Problem details: Report every line below that holds the word "highlighted".
+++++
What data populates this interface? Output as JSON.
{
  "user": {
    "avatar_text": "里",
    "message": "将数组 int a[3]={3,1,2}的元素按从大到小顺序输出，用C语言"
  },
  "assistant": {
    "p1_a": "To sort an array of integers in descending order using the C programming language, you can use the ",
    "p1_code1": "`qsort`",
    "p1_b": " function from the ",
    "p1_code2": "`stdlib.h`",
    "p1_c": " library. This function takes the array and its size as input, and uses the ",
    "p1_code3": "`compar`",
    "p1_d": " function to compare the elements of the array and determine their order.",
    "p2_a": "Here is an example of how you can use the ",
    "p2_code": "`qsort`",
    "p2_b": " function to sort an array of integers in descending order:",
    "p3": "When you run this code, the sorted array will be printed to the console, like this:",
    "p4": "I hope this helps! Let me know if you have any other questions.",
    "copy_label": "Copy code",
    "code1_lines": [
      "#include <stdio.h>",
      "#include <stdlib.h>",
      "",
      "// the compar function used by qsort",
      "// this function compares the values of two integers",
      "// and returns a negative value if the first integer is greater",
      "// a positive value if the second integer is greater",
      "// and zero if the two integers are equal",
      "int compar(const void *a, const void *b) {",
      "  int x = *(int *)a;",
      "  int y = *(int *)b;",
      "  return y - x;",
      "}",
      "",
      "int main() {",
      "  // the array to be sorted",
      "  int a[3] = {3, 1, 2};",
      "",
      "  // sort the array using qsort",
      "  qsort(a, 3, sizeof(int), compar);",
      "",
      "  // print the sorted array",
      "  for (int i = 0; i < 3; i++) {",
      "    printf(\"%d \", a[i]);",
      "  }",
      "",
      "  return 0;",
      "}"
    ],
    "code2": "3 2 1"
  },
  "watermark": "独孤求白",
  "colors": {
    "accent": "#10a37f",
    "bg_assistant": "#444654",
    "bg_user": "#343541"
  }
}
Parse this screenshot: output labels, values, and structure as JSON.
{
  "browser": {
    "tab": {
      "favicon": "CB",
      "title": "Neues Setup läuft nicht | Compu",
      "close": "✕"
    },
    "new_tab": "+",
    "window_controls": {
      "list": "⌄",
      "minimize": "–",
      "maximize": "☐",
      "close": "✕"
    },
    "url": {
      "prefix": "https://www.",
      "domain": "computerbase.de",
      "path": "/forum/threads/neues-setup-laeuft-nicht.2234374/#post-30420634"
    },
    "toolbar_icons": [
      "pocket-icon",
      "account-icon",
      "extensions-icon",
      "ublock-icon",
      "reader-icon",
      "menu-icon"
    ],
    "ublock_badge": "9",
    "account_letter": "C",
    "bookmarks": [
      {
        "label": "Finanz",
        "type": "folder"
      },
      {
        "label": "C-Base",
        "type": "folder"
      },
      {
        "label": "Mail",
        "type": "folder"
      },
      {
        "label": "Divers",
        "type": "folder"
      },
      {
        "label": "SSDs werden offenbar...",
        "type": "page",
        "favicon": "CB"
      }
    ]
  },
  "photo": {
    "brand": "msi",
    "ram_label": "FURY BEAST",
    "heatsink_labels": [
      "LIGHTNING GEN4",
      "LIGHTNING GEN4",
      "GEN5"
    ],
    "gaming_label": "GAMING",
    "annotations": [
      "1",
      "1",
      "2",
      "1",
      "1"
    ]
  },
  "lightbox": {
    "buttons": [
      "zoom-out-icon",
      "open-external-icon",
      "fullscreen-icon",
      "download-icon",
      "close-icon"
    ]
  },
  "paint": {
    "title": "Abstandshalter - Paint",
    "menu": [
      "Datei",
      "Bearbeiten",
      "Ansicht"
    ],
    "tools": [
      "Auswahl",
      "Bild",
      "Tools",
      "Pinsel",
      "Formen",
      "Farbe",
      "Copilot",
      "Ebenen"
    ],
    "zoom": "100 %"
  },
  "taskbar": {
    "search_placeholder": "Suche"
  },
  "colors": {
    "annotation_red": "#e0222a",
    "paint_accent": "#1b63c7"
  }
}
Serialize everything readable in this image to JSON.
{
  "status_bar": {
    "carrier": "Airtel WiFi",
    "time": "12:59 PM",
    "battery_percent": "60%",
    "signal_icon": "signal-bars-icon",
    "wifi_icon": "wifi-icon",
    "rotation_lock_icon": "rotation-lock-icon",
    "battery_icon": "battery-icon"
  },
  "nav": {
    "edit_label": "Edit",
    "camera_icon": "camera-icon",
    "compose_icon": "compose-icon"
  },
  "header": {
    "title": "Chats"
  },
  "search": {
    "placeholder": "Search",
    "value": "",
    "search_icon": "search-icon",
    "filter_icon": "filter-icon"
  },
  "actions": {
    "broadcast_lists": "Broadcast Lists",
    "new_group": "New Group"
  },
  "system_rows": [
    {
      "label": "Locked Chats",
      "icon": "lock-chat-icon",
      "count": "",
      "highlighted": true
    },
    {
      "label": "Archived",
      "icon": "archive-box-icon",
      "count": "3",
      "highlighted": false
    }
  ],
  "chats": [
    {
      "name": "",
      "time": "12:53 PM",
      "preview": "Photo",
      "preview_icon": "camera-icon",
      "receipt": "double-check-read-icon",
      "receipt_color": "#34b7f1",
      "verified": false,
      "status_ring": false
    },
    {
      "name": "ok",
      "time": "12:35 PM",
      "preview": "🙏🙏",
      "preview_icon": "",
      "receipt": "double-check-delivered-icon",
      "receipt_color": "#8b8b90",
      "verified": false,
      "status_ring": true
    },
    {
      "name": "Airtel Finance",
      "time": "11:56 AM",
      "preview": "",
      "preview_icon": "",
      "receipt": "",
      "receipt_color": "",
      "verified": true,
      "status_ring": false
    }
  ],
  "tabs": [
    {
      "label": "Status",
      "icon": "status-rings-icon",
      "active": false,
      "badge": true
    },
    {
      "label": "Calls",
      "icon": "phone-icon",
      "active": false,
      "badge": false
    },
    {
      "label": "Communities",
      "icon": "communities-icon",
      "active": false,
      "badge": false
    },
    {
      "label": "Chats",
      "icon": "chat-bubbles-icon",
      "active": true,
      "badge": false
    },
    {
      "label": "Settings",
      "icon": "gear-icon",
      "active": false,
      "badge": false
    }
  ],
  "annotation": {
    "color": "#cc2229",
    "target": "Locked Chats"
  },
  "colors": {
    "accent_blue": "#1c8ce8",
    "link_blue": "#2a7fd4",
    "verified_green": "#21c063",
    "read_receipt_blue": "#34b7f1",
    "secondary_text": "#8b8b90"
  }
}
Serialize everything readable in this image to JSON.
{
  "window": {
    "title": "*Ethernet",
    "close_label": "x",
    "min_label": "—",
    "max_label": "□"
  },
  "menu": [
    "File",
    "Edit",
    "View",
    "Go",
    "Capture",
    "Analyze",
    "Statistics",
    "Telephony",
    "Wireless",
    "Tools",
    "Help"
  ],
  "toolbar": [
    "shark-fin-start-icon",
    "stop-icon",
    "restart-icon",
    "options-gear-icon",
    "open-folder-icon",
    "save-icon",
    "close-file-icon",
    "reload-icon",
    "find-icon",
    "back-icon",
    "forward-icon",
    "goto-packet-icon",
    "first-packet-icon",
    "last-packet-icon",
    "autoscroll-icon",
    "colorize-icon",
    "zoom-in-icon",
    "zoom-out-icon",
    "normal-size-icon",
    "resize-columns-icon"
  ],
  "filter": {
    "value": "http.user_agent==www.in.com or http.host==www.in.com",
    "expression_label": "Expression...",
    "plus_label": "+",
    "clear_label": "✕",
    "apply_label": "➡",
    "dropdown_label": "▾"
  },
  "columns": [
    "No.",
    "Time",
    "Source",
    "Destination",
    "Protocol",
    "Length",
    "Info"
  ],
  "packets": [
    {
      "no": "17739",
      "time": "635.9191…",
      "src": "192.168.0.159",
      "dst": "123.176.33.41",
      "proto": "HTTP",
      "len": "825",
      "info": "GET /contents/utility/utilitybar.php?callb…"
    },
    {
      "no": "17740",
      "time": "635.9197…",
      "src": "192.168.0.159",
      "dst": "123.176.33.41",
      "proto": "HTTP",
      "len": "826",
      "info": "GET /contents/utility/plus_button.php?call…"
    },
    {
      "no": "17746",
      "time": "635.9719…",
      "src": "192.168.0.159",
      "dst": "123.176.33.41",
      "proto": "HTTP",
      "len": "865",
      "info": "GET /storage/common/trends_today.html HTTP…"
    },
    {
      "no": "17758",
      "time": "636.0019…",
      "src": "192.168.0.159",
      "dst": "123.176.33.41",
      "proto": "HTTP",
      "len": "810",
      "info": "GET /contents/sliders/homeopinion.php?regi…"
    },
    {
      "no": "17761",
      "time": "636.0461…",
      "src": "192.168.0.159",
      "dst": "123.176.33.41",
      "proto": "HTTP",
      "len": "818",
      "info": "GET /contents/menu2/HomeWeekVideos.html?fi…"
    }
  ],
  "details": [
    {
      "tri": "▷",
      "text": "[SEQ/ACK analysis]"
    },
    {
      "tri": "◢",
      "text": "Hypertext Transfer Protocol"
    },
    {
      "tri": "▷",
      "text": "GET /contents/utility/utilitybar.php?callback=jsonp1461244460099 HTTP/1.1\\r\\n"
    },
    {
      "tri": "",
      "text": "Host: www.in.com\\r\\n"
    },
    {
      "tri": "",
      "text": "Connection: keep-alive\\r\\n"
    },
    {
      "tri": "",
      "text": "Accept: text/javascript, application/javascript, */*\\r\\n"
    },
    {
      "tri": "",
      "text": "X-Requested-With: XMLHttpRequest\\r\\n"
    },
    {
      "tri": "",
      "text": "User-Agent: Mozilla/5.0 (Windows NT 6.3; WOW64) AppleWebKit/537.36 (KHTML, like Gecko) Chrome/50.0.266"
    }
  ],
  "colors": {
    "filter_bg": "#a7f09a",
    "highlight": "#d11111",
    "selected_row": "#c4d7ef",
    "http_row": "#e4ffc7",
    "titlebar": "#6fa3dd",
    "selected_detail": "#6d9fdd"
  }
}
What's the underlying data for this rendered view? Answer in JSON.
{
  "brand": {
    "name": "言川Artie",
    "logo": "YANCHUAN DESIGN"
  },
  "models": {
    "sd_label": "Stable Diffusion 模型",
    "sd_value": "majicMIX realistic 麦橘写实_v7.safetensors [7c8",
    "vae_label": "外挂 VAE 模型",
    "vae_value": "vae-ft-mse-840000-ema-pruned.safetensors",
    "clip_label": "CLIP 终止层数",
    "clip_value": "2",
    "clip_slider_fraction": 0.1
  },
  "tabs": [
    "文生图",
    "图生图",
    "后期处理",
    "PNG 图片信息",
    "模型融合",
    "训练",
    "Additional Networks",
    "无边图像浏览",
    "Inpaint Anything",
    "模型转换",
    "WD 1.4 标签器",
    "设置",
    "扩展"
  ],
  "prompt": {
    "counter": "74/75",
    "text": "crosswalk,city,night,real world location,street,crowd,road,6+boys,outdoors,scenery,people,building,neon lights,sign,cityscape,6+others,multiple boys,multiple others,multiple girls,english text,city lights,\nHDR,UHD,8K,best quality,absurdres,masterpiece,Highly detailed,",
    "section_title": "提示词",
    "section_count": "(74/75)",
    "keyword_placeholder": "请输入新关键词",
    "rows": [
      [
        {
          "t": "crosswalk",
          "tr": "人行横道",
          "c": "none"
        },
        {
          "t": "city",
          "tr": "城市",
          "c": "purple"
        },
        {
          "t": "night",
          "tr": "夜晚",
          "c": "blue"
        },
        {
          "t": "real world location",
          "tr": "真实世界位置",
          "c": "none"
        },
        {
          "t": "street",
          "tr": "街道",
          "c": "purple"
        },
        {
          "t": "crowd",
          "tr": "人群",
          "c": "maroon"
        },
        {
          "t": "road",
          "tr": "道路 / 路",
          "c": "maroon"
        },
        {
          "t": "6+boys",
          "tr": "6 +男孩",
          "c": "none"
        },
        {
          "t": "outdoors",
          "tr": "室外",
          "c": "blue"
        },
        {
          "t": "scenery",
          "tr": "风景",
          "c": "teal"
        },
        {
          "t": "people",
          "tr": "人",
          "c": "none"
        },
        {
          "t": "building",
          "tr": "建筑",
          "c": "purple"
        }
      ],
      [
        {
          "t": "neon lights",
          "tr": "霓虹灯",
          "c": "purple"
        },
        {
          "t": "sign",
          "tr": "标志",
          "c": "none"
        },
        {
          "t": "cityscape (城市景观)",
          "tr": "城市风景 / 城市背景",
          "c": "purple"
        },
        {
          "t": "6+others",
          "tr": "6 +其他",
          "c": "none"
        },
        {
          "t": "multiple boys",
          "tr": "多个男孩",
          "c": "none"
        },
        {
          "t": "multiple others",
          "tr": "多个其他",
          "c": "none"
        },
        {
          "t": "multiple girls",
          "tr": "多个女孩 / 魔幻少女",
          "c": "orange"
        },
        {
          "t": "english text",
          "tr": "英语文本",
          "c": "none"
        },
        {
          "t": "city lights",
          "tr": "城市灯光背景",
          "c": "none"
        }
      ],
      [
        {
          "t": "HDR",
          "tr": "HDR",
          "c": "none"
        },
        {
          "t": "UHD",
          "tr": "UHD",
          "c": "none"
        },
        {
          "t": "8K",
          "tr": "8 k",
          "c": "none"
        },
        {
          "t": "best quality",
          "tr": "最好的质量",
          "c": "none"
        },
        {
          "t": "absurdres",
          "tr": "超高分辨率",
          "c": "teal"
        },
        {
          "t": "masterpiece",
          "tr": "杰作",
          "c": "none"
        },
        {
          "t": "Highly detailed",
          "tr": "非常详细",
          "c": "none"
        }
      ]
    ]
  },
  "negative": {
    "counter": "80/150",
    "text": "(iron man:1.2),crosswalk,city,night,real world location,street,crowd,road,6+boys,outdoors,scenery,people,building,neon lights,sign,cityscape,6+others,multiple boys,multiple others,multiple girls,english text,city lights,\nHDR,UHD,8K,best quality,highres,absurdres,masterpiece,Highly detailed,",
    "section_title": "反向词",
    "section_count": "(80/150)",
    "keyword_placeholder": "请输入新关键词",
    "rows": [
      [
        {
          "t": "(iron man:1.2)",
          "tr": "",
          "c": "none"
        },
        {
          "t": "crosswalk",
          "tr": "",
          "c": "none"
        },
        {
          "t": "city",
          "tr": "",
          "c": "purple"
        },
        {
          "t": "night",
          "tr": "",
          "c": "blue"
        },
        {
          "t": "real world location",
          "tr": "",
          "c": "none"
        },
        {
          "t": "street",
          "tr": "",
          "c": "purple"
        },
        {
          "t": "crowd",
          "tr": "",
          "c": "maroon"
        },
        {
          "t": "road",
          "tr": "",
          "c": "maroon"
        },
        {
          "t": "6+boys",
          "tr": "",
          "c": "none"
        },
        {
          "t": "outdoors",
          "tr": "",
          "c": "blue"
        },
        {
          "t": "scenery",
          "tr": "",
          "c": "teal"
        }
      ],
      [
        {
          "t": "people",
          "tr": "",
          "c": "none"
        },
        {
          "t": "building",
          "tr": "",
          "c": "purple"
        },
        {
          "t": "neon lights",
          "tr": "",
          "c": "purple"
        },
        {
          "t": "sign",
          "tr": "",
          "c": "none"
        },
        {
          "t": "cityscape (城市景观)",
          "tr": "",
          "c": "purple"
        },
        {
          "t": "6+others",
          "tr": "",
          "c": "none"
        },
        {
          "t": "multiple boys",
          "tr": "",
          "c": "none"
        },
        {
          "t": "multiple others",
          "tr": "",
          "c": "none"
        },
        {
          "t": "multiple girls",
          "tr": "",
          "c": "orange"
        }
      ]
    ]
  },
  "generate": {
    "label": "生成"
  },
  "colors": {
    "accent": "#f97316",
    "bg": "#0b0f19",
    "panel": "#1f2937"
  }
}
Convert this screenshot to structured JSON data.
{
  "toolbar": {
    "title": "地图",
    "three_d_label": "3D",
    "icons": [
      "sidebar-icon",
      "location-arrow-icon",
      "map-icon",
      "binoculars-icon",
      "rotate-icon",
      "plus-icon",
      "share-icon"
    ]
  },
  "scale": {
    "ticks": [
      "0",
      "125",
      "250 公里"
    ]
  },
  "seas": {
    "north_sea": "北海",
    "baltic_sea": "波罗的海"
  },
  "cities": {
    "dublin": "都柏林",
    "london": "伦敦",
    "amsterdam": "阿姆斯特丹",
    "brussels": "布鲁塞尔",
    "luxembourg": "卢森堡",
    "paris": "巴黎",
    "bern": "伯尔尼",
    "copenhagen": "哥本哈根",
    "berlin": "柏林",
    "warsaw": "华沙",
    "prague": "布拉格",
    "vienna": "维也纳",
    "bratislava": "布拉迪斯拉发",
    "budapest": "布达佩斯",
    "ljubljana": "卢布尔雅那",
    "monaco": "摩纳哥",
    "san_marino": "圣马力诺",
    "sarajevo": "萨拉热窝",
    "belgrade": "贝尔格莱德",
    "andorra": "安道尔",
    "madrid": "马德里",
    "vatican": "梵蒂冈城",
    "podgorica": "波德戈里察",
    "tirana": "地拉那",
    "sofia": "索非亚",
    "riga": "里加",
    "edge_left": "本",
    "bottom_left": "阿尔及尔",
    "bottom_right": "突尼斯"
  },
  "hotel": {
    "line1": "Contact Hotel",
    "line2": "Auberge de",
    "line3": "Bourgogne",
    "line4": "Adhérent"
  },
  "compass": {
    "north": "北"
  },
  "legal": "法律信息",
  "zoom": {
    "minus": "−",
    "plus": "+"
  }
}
+++++
Written solution:
      "highlighted": true
      "highlighted": false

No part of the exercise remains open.